#### To do:
All entries must be extracted exactly, with nothing added or dropped.
=== Data section ===
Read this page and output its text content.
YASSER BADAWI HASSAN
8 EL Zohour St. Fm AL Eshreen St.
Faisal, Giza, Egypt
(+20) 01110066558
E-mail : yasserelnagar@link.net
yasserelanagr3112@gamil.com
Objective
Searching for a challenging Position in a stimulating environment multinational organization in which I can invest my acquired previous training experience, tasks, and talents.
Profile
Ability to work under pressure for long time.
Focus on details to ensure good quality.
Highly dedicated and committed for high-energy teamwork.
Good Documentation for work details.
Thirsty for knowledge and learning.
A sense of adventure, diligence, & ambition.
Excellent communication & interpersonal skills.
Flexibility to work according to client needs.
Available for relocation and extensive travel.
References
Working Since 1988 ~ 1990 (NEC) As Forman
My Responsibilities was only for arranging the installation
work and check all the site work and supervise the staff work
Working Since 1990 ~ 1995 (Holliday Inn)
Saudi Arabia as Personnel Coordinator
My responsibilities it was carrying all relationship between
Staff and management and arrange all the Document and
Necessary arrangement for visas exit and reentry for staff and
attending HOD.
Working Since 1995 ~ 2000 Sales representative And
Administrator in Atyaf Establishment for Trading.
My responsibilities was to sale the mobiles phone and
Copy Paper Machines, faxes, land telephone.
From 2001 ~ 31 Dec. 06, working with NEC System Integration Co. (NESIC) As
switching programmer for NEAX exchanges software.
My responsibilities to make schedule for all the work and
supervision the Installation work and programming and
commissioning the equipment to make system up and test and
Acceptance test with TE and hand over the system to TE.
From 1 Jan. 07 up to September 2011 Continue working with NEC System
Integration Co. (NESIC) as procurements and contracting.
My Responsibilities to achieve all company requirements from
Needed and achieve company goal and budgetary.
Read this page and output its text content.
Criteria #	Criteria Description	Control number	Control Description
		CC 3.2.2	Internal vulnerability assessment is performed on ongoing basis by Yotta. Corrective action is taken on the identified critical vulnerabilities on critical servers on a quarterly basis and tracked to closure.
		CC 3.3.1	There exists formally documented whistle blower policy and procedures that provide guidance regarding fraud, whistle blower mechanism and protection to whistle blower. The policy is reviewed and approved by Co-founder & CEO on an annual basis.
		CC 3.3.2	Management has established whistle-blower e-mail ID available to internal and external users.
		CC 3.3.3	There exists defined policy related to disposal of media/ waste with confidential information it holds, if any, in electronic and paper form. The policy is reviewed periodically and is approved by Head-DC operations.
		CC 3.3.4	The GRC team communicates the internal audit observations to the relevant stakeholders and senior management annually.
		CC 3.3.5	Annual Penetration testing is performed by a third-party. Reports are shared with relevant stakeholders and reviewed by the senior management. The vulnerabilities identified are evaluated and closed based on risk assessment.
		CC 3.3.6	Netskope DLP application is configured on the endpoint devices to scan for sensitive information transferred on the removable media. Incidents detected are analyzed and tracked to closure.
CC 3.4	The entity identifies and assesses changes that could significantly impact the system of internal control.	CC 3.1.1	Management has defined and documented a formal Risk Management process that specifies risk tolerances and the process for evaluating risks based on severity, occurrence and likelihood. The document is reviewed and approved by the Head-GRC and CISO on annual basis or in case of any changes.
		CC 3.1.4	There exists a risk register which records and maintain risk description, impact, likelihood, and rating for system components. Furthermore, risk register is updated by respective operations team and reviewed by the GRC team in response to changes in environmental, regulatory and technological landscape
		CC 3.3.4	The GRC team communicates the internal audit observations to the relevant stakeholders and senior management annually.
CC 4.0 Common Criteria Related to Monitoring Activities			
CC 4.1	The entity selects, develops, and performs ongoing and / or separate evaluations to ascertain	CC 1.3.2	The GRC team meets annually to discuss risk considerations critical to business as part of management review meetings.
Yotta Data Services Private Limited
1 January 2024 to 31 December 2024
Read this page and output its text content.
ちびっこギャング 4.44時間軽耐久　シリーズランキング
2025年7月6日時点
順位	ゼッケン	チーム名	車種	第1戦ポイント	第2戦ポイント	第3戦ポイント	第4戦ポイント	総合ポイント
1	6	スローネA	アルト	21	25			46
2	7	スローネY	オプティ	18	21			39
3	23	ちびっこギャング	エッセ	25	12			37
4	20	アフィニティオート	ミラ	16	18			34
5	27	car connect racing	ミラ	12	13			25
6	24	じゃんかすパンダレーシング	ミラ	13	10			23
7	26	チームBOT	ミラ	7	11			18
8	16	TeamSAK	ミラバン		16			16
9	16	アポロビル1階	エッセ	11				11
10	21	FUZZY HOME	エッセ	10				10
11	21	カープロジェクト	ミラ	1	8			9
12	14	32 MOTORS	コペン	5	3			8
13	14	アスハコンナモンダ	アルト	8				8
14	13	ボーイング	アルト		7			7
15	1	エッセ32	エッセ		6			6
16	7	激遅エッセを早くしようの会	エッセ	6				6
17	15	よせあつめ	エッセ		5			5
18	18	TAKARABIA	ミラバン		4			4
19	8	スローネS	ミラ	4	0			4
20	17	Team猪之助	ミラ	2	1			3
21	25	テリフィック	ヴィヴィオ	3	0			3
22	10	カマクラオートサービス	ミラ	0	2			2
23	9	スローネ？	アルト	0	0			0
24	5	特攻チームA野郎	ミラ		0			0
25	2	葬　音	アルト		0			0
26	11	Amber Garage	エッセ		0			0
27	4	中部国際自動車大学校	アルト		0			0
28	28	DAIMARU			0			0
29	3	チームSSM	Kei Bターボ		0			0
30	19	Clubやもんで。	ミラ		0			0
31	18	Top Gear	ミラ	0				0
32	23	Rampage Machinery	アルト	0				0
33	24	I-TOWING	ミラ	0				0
===
#### Finished task:
Read this page and output its text content.
YASSER BADAWI HASSAN
8 EL Zohour St. Fm AL Eshreen St.
Faisal, Giza, Egypt
(+20) 01110066558
E-mail : yasserelnagar@link.net
yasserelanagr3112@gamil.com
Objective
Searching for a challenging Position in a stimulating environment multinational organization in which I can invest my acquired previous training experience, tasks, and talents.
Profile
Ability to work under pressure for long time.
Focus on details to ensure good quality.
Highly dedicated and committed for high-energy teamwork.
Good Documentation for work details.
Thirsty for knowledge and learning.
A sense of adventure, diligence, & ambition.
Excellent communication & interpersonal skills.
Flexibility to work according to client needs.
Available for relocation and extensive travel.
References
Working Since 1988 ~ 1990 (NEC) As Forman
My Responsibilities was only for arranging the installation
work and check all the site work and supervise the staff work
Working Since 1990 ~ 1995 (Holliday Inn)
Saudi Arabia as Personnel Coordinator
My responsibilities it was carrying all relationship between
Staff and management and arrange all the Document and
Necessary arrangement for visas exit and reentry for staff and
attending HOD.
Working Since 1995 ~ 2000 Sales representative And
Administrator in Atyaf Establishment for Trading.
My responsibilities was to sale the mobiles phone and
Copy Paper Machines, faxes, land telephone.
From 2001 ~ 31 Dec. 06, working with NEC System Integration Co. (NESIC) As
switching programmer for NEAX exchanges software.
My responsibilities to make schedule for all the work and
supervision the Installation work and programming and
commissioning the equipment to make system up and test and
Acceptance test with TE and hand over the system to TE.
From 1 Jan. 07 up to September 2011 Continue working with NEC System
Integration Co. (NESIC) as procurements and contracting.
My Responsibilities to achieve all company requirements from
Needed and achieve company goal and budgetary.
Read this page and output its text content.
Criteria #	Criteria Description	Control number	Control Description
		CC 3.2.2	Internal vulnerability assessment is performed on ongoing basis by Yotta. Corrective action is taken on the identified critical vulnerabilities on critical servers on a quarterly basis and tracked to closure.
		CC 3.3.1	There exists formally documented whistle blower policy and procedures that provide guidance regarding fraud, whistle blower mechanism and protection to whistle blower. The policy is reviewed and approved by Co-founder & CEO on an annual basis.
		CC 3.3.2	Management has established whistle-blower e-mail ID available to internal and external users.
		CC 3.3.3	There exists defined policy related to disposal of media/ waste with confidential information it holds, if any, in electronic and paper form. The policy is reviewed periodically and is approved by Head-DC operations.
		CC 3.3.4	The GRC team communicates the internal audit observations to the relevant stakeholders and senior management annually.
		CC 3.3.5	Annual Penetration testing is performed by a third-party. Reports are shared with relevant stakeholders and reviewed by the senior management. The vulnerabilities identified are evaluated and closed based on risk assessment.
		CC 3.3.6	Netskope DLP application is configured on the endpoint devices to scan for sensitive information transferred on the removable media. Incidents detected are analyzed and tracked to closure.
CC 3.4	The entity identifies and assesses changes that could significantly impact the system of internal control.	CC 3.1.1	Management has defined and documented a formal Risk Management process that specifies risk tolerances and the process for evaluating risks based on severity, occurrence and likelihood. The document is reviewed and approved by the Head-GRC and CISO on annual basis or in case of any changes.
		CC 3.1.4	There exists a risk register which records and maintain risk description, impact, likelihood, and rating for system components. Furthermore, risk register is updated by respective operations team and reviewed by the GRC team in response to changes in environmental, regulatory and technological landscape
		CC 3.3.4	The GRC team communicates the internal audit observations to the relevant stakeholders and senior management annually.
CC 4.0 Common Criteria Related to Monitoring Activities			
CC 4.1	The entity selects, develops, and performs ongoing and / or separate evaluations to ascertain	CC 1.3.2	The GRC team meets annually to discuss risk considerations critical to business as part of management review meetings.
Yotta Data Services Private Limited
1 January 2024 to 31 December 2024
Read this page and output its text content.
ちびっこギャング 4.44時間軽耐久　シリーズランキング
2025年7月6日時点
順位	ゼッケン	チーム名	車種	第1戦ポイント	第2戦ポイント	第3戦ポイント	第4戦ポイント	総合ポイント
1	6	スローネA	アルト	21	25			46
2	7	スローネY	オプティ	18	21			39
3	23	ちびっこギャング	エッセ	25	12			37
4	20	アフィニティオート	ミラ	16	18			34
5	27	car connect racing	ミラ	12	13			25
6	24	じゃんかすパンダレーシング	ミラ	13	10			23
7	26	チームBOT	ミラ	7	11			18
8	16	TeamSAK	ミラバン		16			16
9	16	アポロビル1階	エッセ	11				11
10	21	FUZZY HOME	エッセ	10				10
11	21	カープロジェクト	ミラ	1	8			9
12	14	32 MOTORS	コペン	5	3			8
13	14	アスハコンナモンダ	アルト	8				8
14	13	ボーイング	アルト		7			7
15	1	エッセ32	エッセ		6			6
16	7	激遅エッセを早くしようの会	エッセ	6				6
17	15	よせあつめ	エッセ		5			5
18	18	TAKARABIA	ミラバン		4			4
19	8	スローネS	ミラ	4	0			4
20	17	Team猪之助	ミラ	2	1			3
21	25	テリフィック	ヴィヴィオ	3	0			3
22	10	カマクラオートサービス	ミラ	0	2			2
23	9	スローネ？	アルト	0	0			0
24	5	特攻チームA野郎	ミラ		0			0
25	2	葬　音	アルト		0			0
26	11	Amber Garage	エッセ		0			0
27	4	中部国際自動車大学校	アルト		0			0
28	28	DAIMARU			0			0
29	3	チームSSM	Kei Bターボ		0			0
30	19	Clubやもんで。	ミラ		0			0
31	18	Top Gear	ミラ	0				0
32	23	Rampage Machinery	アルト	0				0
33	24	I-TOWING	ミラ	0				0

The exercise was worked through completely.